>> START
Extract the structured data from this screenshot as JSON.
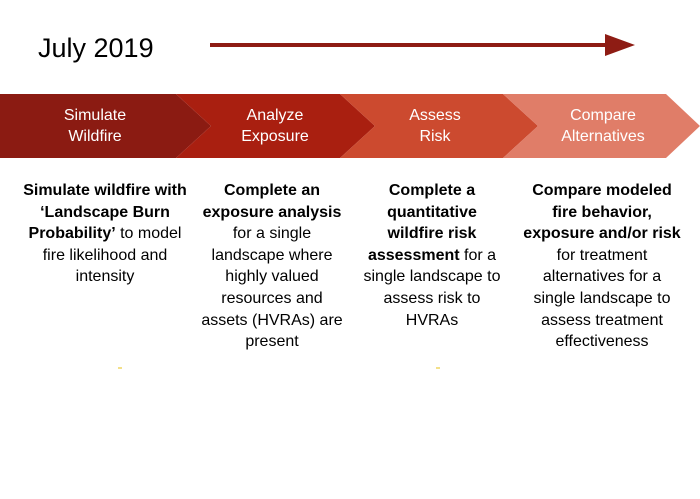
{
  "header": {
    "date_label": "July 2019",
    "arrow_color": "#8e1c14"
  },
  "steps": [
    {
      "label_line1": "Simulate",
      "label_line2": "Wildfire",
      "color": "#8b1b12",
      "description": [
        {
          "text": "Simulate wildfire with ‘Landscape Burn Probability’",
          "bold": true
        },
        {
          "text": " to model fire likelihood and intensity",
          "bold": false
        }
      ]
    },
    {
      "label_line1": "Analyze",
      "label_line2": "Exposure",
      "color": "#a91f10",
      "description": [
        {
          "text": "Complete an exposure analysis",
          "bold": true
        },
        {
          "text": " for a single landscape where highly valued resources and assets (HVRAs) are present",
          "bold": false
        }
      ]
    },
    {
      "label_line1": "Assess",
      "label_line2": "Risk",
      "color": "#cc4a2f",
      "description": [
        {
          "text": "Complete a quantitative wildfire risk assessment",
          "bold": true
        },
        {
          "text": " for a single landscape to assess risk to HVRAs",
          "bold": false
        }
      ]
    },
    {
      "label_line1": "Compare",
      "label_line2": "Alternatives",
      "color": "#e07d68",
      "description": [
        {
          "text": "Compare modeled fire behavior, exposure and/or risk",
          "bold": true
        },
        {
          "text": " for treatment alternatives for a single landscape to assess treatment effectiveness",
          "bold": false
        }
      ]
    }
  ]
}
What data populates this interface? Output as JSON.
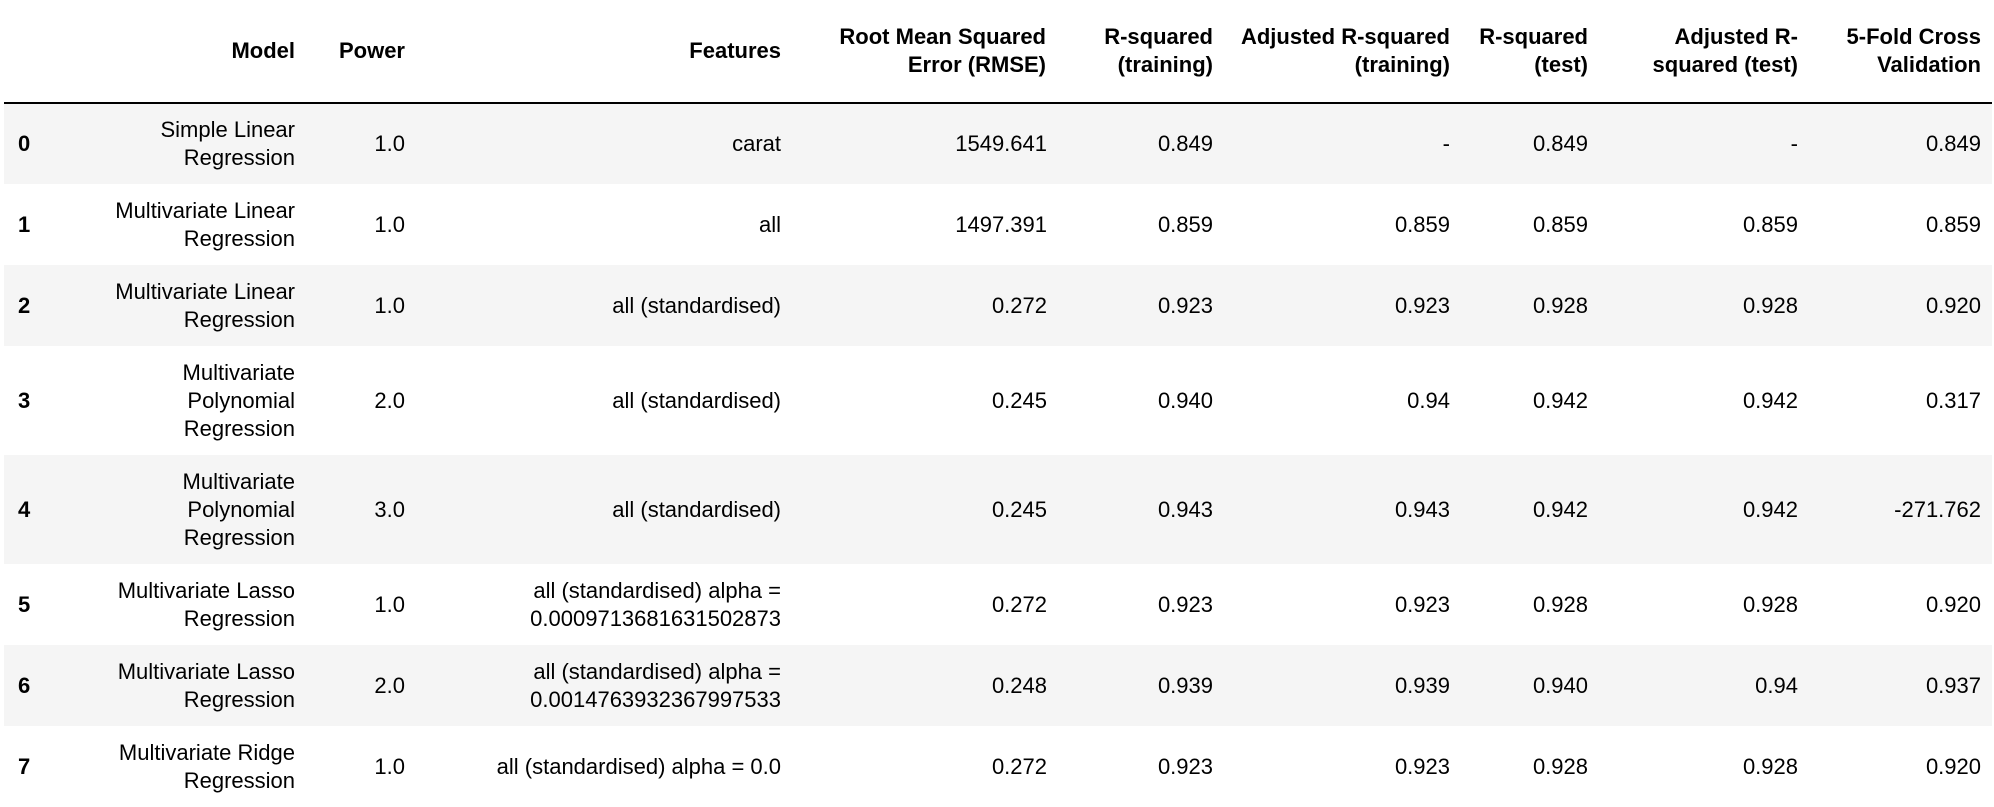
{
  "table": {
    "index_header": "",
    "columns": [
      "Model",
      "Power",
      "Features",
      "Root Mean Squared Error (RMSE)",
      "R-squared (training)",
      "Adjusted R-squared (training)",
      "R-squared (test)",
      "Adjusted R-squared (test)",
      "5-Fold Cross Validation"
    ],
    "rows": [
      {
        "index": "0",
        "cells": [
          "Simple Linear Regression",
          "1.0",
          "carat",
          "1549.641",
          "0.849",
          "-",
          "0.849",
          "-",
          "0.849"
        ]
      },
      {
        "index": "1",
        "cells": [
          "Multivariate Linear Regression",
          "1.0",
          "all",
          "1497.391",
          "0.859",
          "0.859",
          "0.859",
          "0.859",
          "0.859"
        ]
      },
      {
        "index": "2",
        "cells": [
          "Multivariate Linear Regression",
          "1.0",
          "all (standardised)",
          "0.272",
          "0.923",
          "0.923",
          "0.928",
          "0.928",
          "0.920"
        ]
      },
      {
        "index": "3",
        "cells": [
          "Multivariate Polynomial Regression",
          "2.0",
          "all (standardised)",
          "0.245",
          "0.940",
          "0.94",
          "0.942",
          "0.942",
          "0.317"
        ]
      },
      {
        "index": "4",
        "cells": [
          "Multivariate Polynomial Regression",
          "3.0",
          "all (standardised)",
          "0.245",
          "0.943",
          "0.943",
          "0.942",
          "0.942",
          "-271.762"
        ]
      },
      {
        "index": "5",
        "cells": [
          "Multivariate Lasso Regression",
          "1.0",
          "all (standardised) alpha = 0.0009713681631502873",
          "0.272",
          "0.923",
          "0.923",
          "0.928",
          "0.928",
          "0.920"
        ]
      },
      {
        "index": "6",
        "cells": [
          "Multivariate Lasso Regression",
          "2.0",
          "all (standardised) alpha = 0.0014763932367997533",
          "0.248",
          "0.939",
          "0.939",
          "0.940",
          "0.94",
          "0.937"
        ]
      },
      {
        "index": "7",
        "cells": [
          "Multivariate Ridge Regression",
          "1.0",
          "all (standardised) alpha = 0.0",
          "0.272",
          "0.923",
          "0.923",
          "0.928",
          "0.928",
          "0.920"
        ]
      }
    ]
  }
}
>> END
→ Exercise: Excluding the pictures, restate the records above word for word.

→ Final answer:
Extract the structured data from this screenshot as JSON.
{
  "header": {
    "date_label": "July 2019",
    "arrow_color": "#8e1c14"
  },
  "steps": [
    {
      "label_line1": "Simulate",
      "label_line2": "Wildfire",
      "color": "#8b1b12",
      "description": [
        {
          "text": "Simulate wildfire with ‘Landscape Burn Probability’",
          "bold": true
        },
        {
          "text": " to model fire likelihood and intensity",
          "bold": false
        }
      ]
    },
    {
      "label_line1": "Analyze",
      "label_line2": "Exposure",
      "color": "#a91f10",
      "description": [
        {
          "text": "Complete an exposure analysis",
          "bold": true
        },
        {
          "text": " for a single landscape where highly valued resources and assets (HVRAs) are present",
          "bold": false
        }
      ]
    },
    {
      "label_line1": "Assess",
      "label_line2": "Risk",
      "color": "#cc4a2f",
      "description": [
        {
          "text": "Complete a quantitative wildfire risk assessment",
          "bold": true
        },
        {
          "text": " for a single landscape to assess risk to HVRAs",
          "bold": false
        }
      ]
    },
    {
      "label_line1": "Compare",
      "label_line2": "Alternatives",
      "color": "#e07d68",
      "description": [
        {
          "text": "Compare modeled fire behavior, exposure and/or risk",
          "bold": true
        },
        {
          "text": " for treatment alternatives for a single landscape to assess treatment effectiveness",
          "bold": false
        }
      ]
    }
  ]
}
What data populates this interface? Output as JSON.
{
  "table": {
    "index_header": "",
    "columns": [
      "Model",
      "Power",
      "Features",
      "Root Mean Squared Error (RMSE)",
      "R-squared (training)",
      "Adjusted R-squared (training)",
      "R-squared (test)",
      "Adjusted R-squared (test)",
      "5-Fold Cross Validation"
    ],
    "rows": [
      {
        "index": "0",
        "cells": [
          "Simple Linear Regression",
          "1.0",
          "carat",
          "1549.641",
          "0.849",
          "-",
          "0.849",
          "-",
          "0.849"
        ]
      },
      {
        "index": "1",
        "cells": [
          "Multivariate Linear Regression",
          "1.0",
          "all",
          "1497.391",
          "0.859",
          "0.859",
          "0.859",
          "0.859",
          "0.859"
        ]
      },
      {
        "index": "2",
        "cells": [
          "Multivariate Linear Regression",
          "1.0",
          "all (standardised)",
          "0.272",
          "0.923",
          "0.923",
          "0.928",
          "0.928",
          "0.920"
        ]
      },
      {
        "index": "3",
        "cells": [
          "Multivariate Polynomial Regression",
          "2.0",
          "all (standardised)",
          "0.245",
          "0.940",
          "0.94",
          "0.942",
          "0.942",
          "0.317"
        ]
      },
      {
        "index": "4",
        "cells": [
          "Multivariate Polynomial Regression",
          "3.0",
          "all (standardised)",
          "0.245",
          "0.943",
          "0.943",
          "0.942",
          "0.942",
          "-271.762"
        ]
      },
      {
        "index": "5",
        "cells": [
          "Multivariate Lasso Regression",
          "1.0",
          "all (standardised) alpha = 0.0009713681631502873",
          "0.272",
          "0.923",
          "0.923",
          "0.928",
          "0.928",
          "0.920"
        ]
      },
      {
        "index": "6",
        "cells": [
          "Multivariate Lasso Regression",
          "2.0",
          "all (standardised) alpha = 0.0014763932367997533",
          "0.248",
          "0.939",
          "0.939",
          "0.940",
          "0.94",
          "0.937"
        ]
      },
      {
        "index": "7",
        "cells": [
          "Multivariate Ridge Regression",
          "1.0",
          "all (standardised) alpha = 0.0",
          "0.272",
          "0.923",
          "0.923",
          "0.928",
          "0.928",
          "0.920"
        ]
      }
    ]
  }
}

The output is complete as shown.